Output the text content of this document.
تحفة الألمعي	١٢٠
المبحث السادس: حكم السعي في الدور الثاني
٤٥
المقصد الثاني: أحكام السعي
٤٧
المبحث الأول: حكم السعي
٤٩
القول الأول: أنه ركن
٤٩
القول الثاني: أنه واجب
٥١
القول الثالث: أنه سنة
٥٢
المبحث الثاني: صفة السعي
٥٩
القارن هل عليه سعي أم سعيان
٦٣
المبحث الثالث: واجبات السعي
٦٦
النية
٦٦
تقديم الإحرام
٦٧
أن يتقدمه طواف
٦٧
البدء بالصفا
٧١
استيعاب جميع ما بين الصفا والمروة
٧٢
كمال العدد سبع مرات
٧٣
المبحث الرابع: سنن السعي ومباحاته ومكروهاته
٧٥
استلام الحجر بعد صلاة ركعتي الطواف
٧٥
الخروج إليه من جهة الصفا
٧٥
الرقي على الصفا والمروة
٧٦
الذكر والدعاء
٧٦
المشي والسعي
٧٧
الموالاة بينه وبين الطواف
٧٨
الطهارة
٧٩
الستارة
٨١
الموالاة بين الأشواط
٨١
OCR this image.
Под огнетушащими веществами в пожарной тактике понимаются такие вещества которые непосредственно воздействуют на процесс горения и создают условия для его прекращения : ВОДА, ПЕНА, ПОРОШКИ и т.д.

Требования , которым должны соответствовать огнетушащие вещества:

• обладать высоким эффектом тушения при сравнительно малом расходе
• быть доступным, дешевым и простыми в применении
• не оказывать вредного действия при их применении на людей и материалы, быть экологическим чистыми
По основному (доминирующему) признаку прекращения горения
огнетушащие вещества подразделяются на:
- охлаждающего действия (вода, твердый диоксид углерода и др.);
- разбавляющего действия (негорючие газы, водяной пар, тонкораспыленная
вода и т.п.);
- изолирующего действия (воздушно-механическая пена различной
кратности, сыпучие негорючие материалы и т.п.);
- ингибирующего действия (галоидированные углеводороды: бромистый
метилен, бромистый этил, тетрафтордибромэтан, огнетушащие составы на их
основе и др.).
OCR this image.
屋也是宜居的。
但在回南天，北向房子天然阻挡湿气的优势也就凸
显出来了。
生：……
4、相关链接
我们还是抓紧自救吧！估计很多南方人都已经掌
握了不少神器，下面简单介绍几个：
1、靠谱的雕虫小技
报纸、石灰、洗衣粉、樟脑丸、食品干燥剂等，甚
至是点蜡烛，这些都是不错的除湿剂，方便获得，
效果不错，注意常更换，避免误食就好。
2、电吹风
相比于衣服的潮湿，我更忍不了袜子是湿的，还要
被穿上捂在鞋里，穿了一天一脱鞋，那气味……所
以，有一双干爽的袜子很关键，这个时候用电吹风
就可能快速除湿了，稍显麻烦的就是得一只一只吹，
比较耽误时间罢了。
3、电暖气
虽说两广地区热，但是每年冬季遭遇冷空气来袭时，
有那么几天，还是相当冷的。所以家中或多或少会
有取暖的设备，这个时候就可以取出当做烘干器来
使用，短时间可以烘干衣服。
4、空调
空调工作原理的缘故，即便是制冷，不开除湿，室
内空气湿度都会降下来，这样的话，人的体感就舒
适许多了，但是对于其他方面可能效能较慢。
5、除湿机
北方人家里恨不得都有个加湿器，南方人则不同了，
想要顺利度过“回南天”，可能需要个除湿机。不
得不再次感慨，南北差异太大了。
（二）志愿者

__REQUIREMENTS__
Where does the word "الطواف" appear? Return each line that holds it.

__SOLUTION FOR THIS EXERCISE__
استلام الحجر بعد صلاة ركعتي الطواف
الموالاة بينه وبين الطواف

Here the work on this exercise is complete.